Task details> The records that follow must be repeated verbatim, every one of them.

**** Records supplied

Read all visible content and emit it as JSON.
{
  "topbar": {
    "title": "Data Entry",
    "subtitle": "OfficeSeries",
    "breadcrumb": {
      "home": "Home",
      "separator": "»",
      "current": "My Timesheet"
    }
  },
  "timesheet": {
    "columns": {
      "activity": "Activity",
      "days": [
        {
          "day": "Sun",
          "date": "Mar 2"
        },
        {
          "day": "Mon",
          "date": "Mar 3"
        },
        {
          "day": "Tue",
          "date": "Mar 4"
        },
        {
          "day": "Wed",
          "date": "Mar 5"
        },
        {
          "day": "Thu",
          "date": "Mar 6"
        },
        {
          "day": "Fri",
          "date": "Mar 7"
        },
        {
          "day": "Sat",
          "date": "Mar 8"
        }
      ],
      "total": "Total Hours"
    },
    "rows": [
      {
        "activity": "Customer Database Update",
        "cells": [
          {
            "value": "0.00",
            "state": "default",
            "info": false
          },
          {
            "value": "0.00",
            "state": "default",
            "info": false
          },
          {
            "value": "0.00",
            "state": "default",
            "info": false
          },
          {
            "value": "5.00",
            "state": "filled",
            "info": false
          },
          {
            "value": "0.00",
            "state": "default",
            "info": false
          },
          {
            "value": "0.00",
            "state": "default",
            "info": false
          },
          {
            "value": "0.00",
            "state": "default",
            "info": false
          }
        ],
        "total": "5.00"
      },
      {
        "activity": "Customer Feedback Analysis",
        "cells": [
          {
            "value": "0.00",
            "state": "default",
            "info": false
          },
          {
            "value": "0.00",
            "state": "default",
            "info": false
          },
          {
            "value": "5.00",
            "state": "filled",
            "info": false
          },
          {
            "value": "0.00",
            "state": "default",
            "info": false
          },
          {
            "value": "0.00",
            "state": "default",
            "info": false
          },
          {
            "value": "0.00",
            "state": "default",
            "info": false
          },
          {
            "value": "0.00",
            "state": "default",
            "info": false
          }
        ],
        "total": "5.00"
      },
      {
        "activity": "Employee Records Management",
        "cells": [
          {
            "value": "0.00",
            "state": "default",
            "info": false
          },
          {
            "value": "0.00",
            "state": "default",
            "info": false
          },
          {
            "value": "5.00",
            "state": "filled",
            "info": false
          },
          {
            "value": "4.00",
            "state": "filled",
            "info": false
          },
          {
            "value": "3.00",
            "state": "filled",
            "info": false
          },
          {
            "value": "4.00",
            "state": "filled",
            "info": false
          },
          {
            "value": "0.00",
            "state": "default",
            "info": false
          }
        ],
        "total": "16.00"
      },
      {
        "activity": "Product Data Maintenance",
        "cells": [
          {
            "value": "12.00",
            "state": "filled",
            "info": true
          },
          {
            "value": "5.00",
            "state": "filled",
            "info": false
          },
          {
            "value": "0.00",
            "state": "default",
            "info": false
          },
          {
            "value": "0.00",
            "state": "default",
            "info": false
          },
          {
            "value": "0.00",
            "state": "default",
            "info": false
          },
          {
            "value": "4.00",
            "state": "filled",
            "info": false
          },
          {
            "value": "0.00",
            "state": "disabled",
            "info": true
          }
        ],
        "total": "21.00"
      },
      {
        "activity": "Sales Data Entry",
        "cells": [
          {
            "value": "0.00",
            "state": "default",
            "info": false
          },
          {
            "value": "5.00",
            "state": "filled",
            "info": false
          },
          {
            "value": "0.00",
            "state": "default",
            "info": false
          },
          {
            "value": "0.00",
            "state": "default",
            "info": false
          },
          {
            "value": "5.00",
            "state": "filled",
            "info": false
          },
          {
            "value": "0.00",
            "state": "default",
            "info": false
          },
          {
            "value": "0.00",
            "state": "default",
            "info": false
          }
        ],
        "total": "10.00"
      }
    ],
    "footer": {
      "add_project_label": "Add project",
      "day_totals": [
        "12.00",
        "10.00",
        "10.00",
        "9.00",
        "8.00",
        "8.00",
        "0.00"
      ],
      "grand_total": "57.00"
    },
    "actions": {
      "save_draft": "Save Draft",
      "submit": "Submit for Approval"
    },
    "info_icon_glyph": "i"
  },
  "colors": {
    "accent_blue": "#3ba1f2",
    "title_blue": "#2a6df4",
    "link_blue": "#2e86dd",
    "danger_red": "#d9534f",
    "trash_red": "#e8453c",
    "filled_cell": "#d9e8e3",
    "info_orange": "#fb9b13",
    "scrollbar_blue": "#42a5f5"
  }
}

********

Solution below>
Read all visible content and emit it as JSON.
{
  "topbar": {
    "title": "Data Entry",
    "subtitle": "OfficeSeries",
    "breadcrumb": {
      "home": "Home",
      "separator": "»",
      "current": "My Timesheet"
    }
  },
  "timesheet": {
    "columns": {
      "activity": "Activity",
      "days": [
        {
          "day": "Sun",
          "date": "Mar 2"
        },
        {
          "day": "Mon",
          "date": "Mar 3"
        },
        {
          "day": "Tue",
          "date": "Mar 4"
        },
        {
          "day": "Wed",
          "date": "Mar 5"
        },
        {
          "day": "Thu",
          "date": "Mar 6"
        },
        {
          "day": "Fri",
          "date": "Mar 7"
        },
        {
          "day": "Sat",
          "date": "Mar 8"
        }
      ],
      "total": "Total Hours"
    },
    "rows": [
      {
        "activity": "Customer Database Update",
        "cells": [
          {
            "value": "0.00",
            "state": "default",
            "info": false
          },
          {
            "value": "0.00",
            "state": "default",
            "info": false
          },
          {
            "value": "0.00",
            "state": "default",
            "info": false
          },
          {
            "value": "5.00",
            "state": "filled",
            "info": false
          },
          {
            "value": "0.00",
            "state": "default",
            "info": false
          },
          {
            "value": "0.00",
            "state": "default",
            "info": false
          },
          {
            "value": "0.00",
            "state": "default",
            "info": false
          }
        ],
        "total": "5.00"
      },
      {
        "activity": "Customer Feedback Analysis",
        "cells": [
          {
            "value": "0.00",
            "state": "default",
            "info": false
          },
          {
            "value": "0.00",
            "state": "default",
            "info": false
          },
          {
            "value": "5.00",
            "state": "filled",
            "info": false
          },
          {
            "value": "0.00",
            "state": "default",
            "info": false
          },
          {
            "value": "0.00",
            "state": "default",
            "info": false
          },
          {
            "value": "0.00",
            "state": "default",
            "info": false
          },
          {
            "value": "0.00",
            "state": "default",
            "info": false
          }
        ],
        "total": "5.00"
      },
      {
        "activity": "Employee Records Management",
        "cells": [
          {
            "value": "0.00",
            "state": "default",
            "info": false
          },
          {
            "value": "0.00",
            "state": "default",
            "info": false
          },
          {
            "value": "5.00",
            "state": "filled",
            "info": false
          },
          {
            "value": "4.00",
            "state": "filled",
            "info": false
          },
          {
            "value": "3.00",
            "state": "filled",
            "info": false
          },
          {
            "value": "4.00",
            "state": "filled",
            "info": false
          },
          {
            "value": "0.00",
            "state": "default",
            "info": false
          }
        ],
        "total": "16.00"
      },
      {
        "activity": "Product Data Maintenance",
        "cells": [
          {
            "value": "12.00",
            "state": "filled",
            "info": true
          },
          {
            "value": "5.00",
            "state": "filled",
            "info": false
          },
          {
            "value": "0.00",
            "state": "default",
            "info": false
          },
          {
            "value": "0.00",
            "state": "default",
            "info": false
          },
          {
            "value": "0.00",
            "state": "default",
            "info": false
          },
          {
            "value": "4.00",
            "state": "filled",
            "info": false
          },
          {
            "value": "0.00",
            "state": "disabled",
            "info": true
          }
        ],
        "total": "21.00"
      },
      {
        "activity": "Sales Data Entry",
        "cells": [
          {
            "value": "0.00",
            "state": "default",
            "info": false
          },
          {
            "value": "5.00",
            "state": "filled",
            "info": false
          },
          {
            "value": "0.00",
            "state": "default",
            "info": false
          },
          {
            "value": "0.00",
            "state": "default",
            "info": false
          },
          {
            "value": "5.00",
            "state": "filled",
            "info": false
          },
          {
            "value": "0.00",
            "state": "default",
            "info": false
          },
          {
            "value": "0.00",
            "state": "default",
            "info": false
          }
        ],
        "total": "10.00"
      }
    ],
    "footer": {
      "add_project_label": "Add project",
      "day_totals": [
        "12.00",
        "10.00",
        "10.00",
        "9.00",
        "8.00",
        "8.00",
        "0.00"
      ],
      "grand_total": "57.00"
    },
    "actions": {
      "save_draft": "Save Draft",
      "submit": "Submit for Approval"
    },
    "info_icon_glyph": "i"
  },
  "colors": {
    "accent_blue": "#3ba1f2",
    "title_blue": "#2a6df4",
    "link_blue": "#2e86dd",
    "danger_red": "#d9534f",
    "trash_red": "#e8453c",
    "filled_cell": "#d9e8e3",
    "info_orange": "#fb9b13",
    "scrollbar_blue": "#42a5f5"
  }
}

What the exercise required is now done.